- Description of the task
Emit the data below verbatim, stripping out any pictures.

- Extracted records
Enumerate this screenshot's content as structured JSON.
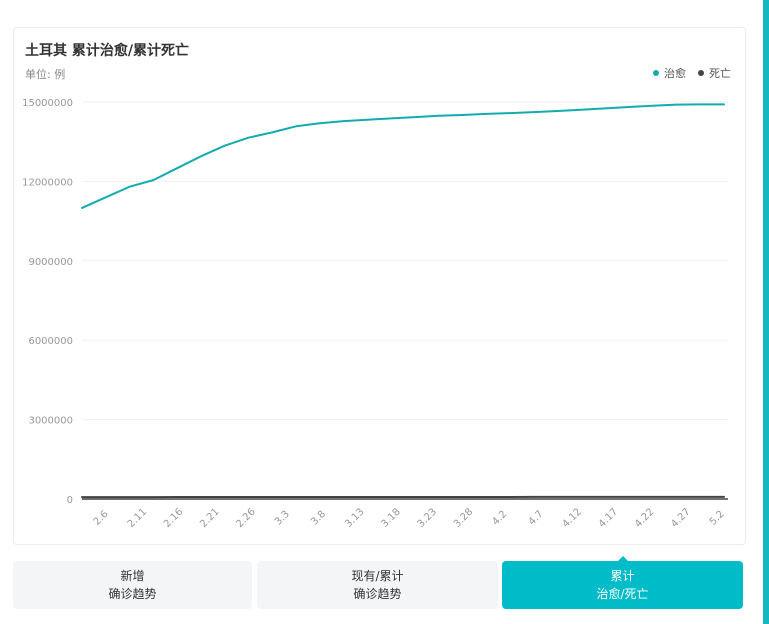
{
  "colors": {
    "recovered": "#14abb0",
    "deaths": "#444444",
    "accent": "#00bcc9"
  },
  "tabs": [
    {
      "line1": "新增",
      "line2": "确诊趋势",
      "active": false
    },
    {
      "line1": "现有/累计",
      "line2": "确诊趋势",
      "active": false
    },
    {
      "line1": "累计",
      "line2": "治愈/死亡",
      "active": true
    }
  ],
  "chart_data": {
    "type": "line",
    "title": "土耳其 累计治愈/累计死亡",
    "unit_label": "单位: 例",
    "legend_position": "top-right",
    "grid": true,
    "ylim": [
      0,
      15000000
    ],
    "yticks": [
      "0",
      "3000000",
      "6000000",
      "9000000",
      "12000000",
      "15000000"
    ],
    "ytick_values": [
      0,
      3000000,
      6000000,
      9000000,
      12000000,
      15000000
    ],
    "xtick_labels": [
      "2.6",
      "2.11",
      "2.16",
      "2.21",
      "2.26",
      "3.3",
      "3.8",
      "3.13",
      "3.18",
      "3.23",
      "3.28",
      "4.2",
      "4.7",
      "4.12",
      "4.17",
      "4.22",
      "4.27",
      "5.2"
    ],
    "series": [
      {
        "name": "治愈",
        "values": [
          11000000,
          11400000,
          11800000,
          12050000,
          12500000,
          12950000,
          13350000,
          13650000,
          13850000,
          14080000,
          14200000,
          14280000,
          14330000,
          14380000,
          14430000,
          14480000,
          14510000,
          14550000,
          14580000,
          14620000,
          14660000,
          14710000,
          14760000,
          14810000,
          14860000,
          14900000,
          14910000,
          14910000
        ]
      },
      {
        "name": "死亡",
        "values": [
          72000,
          72500,
          73000,
          73500,
          74000,
          74300,
          74600,
          74900,
          75200,
          75500,
          75800,
          76000,
          76200,
          76400,
          76600,
          76800,
          77000,
          77200,
          77400,
          77600,
          77800,
          78000,
          78200,
          78400,
          78600,
          78800,
          79000,
          79100
        ]
      }
    ]
  }
}
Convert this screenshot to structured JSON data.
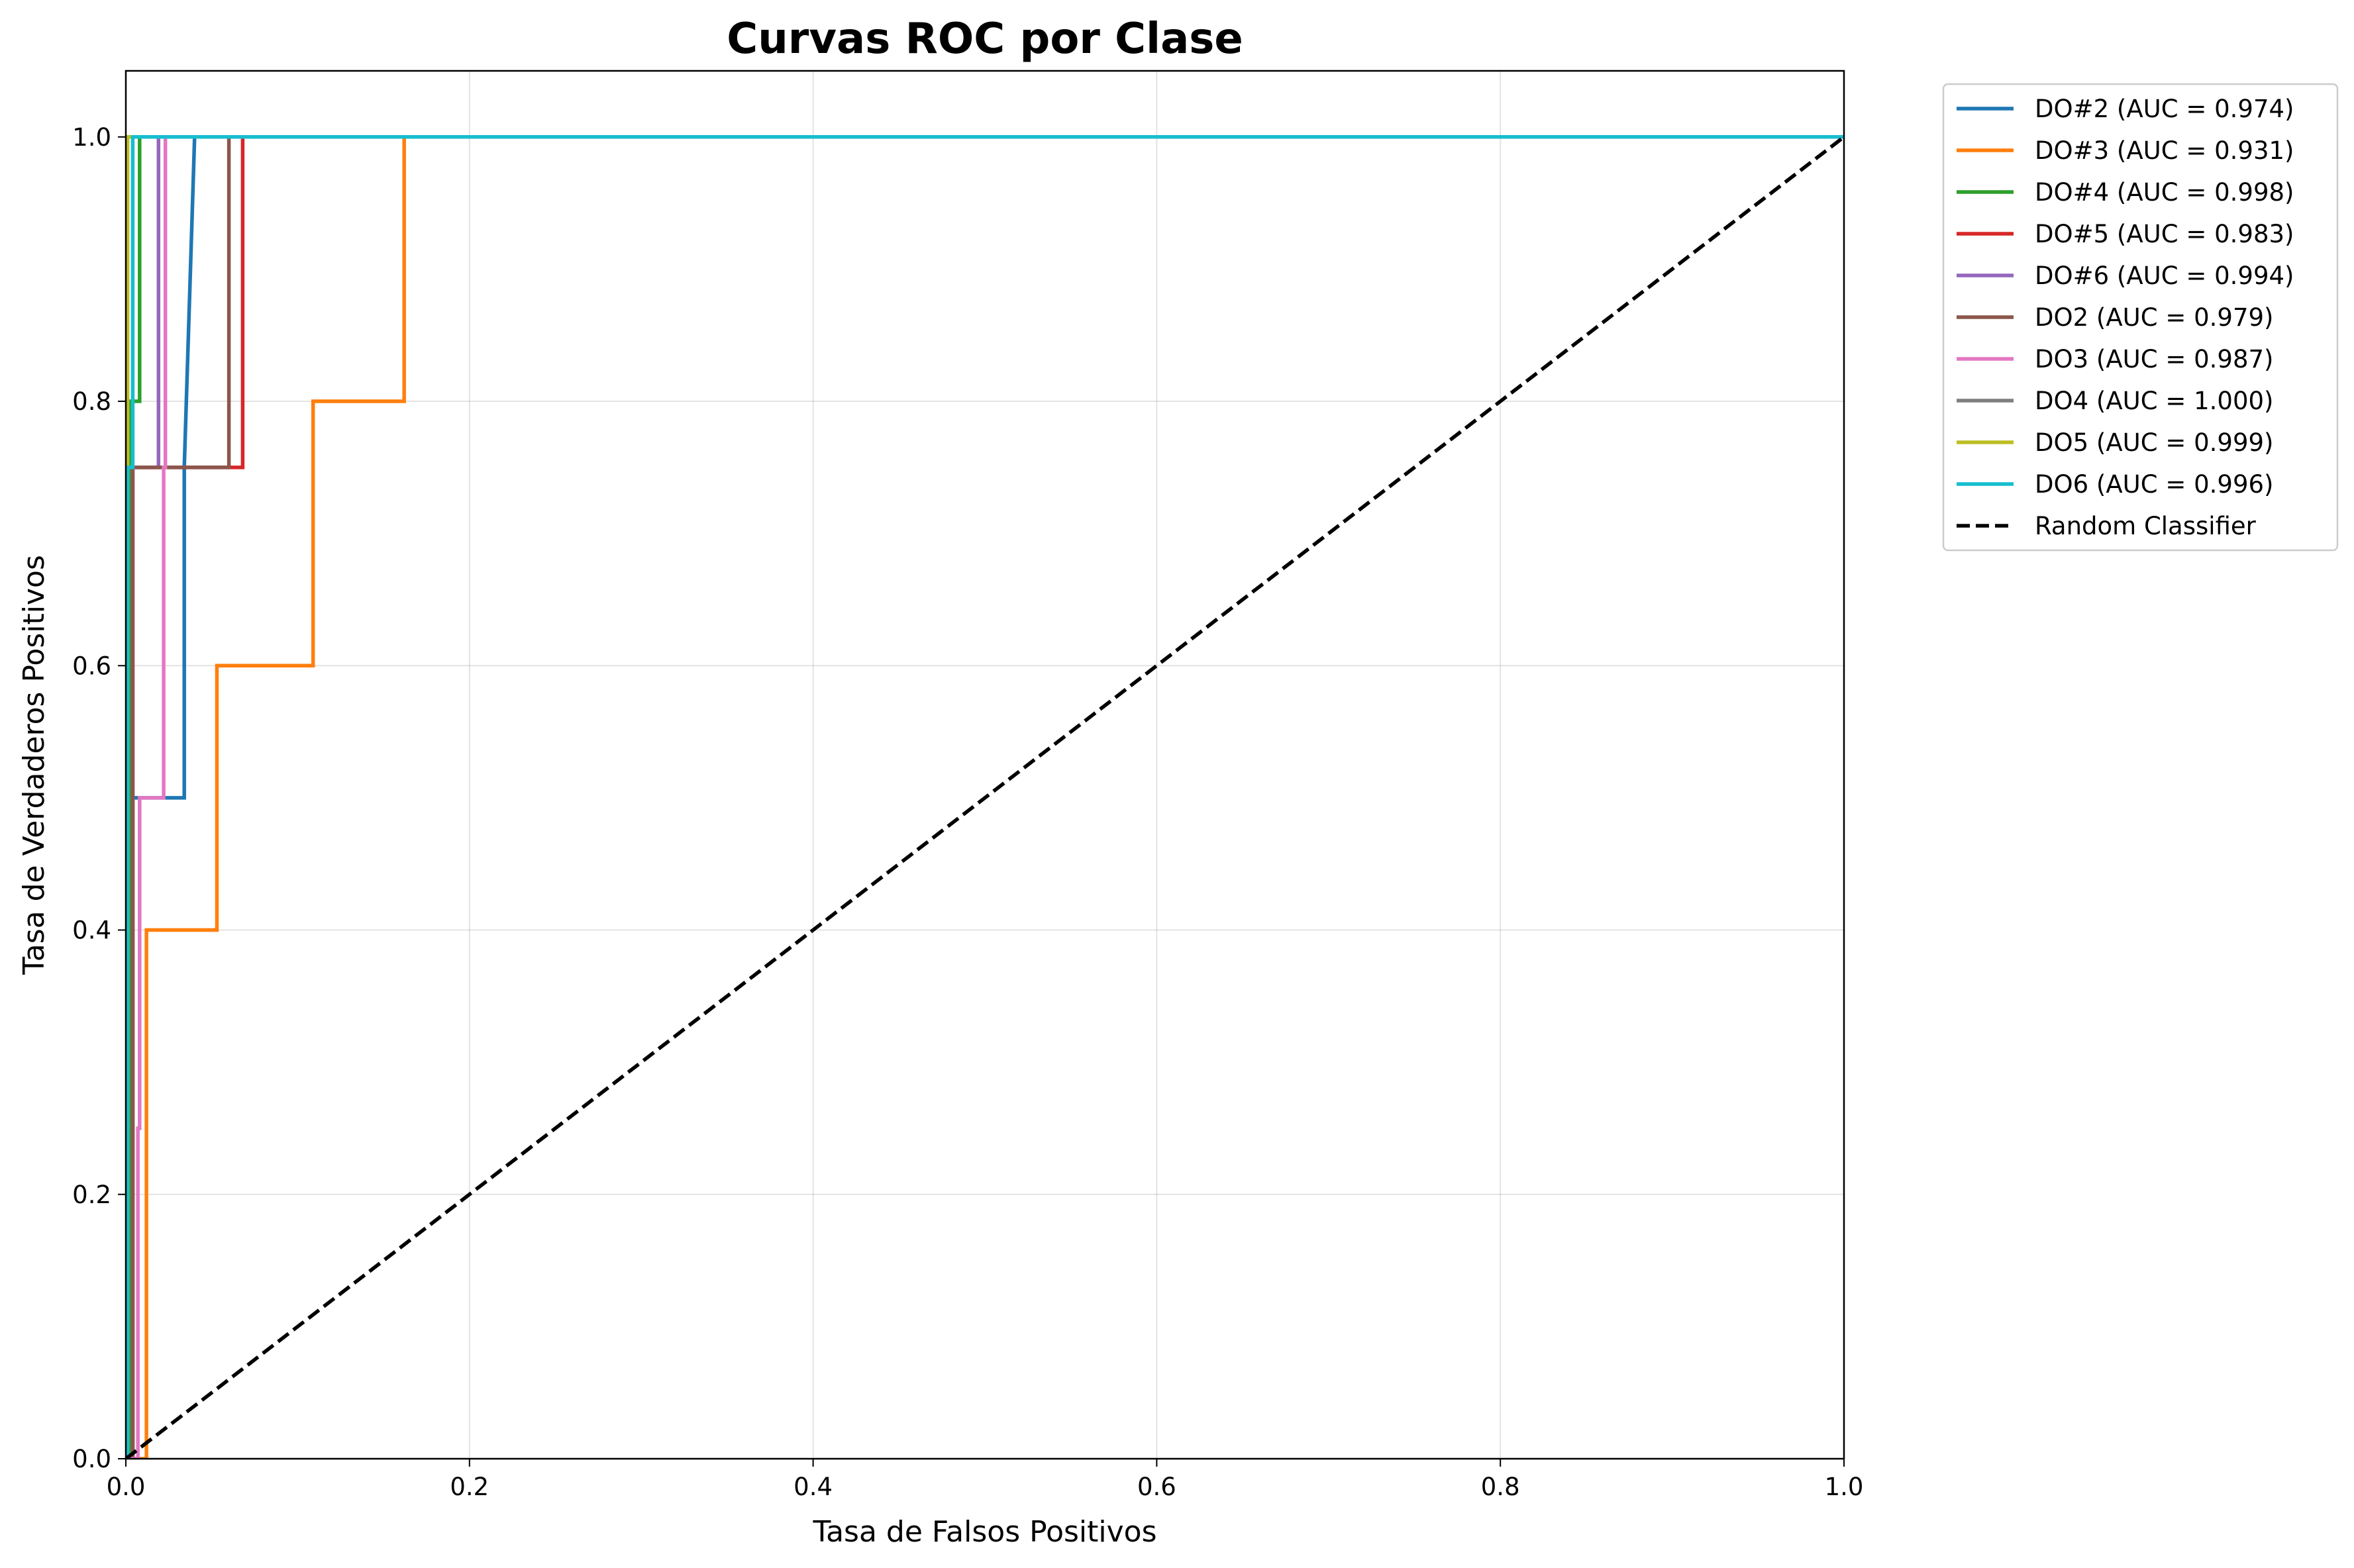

- Expected answer
Enumerate this screenshot's content as structured JSON.
{
  "colors": {
    "recovered": "#14abb0",
    "deaths": "#444444",
    "accent": "#00bcc9"
  },
  "tabs": [
    {
      "line1": "新增",
      "line2": "确诊趋势",
      "active": false
    },
    {
      "line1": "现有/累计",
      "line2": "确诊趋势",
      "active": false
    },
    {
      "line1": "累计",
      "line2": "治愈/死亡",
      "active": true
    }
  ],
  "chart_data": {
    "type": "line",
    "title": "土耳其 累计治愈/累计死亡",
    "unit_label": "单位: 例",
    "legend_position": "top-right",
    "grid": true,
    "ylim": [
      0,
      15000000
    ],
    "yticks": [
      "0",
      "3000000",
      "6000000",
      "9000000",
      "12000000",
      "15000000"
    ],
    "ytick_values": [
      0,
      3000000,
      6000000,
      9000000,
      12000000,
      15000000
    ],
    "xtick_labels": [
      "2.6",
      "2.11",
      "2.16",
      "2.21",
      "2.26",
      "3.3",
      "3.8",
      "3.13",
      "3.18",
      "3.23",
      "3.28",
      "4.2",
      "4.7",
      "4.12",
      "4.17",
      "4.22",
      "4.27",
      "5.2"
    ],
    "series": [
      {
        "name": "治愈",
        "values": [
          11000000,
          11400000,
          11800000,
          12050000,
          12500000,
          12950000,
          13350000,
          13650000,
          13850000,
          14080000,
          14200000,
          14280000,
          14330000,
          14380000,
          14430000,
          14480000,
          14510000,
          14550000,
          14580000,
          14620000,
          14660000,
          14710000,
          14760000,
          14810000,
          14860000,
          14900000,
          14910000,
          14910000
        ]
      },
      {
        "name": "死亡",
        "values": [
          72000,
          72500,
          73000,
          73500,
          74000,
          74300,
          74600,
          74900,
          75200,
          75500,
          75800,
          76000,
          76200,
          76400,
          76600,
          76800,
          77000,
          77200,
          77400,
          77600,
          77800,
          78000,
          78200,
          78400,
          78600,
          78800,
          79000,
          79100
        ]
      }
    ]
  }
}
Convert this screenshot to structured JSON data.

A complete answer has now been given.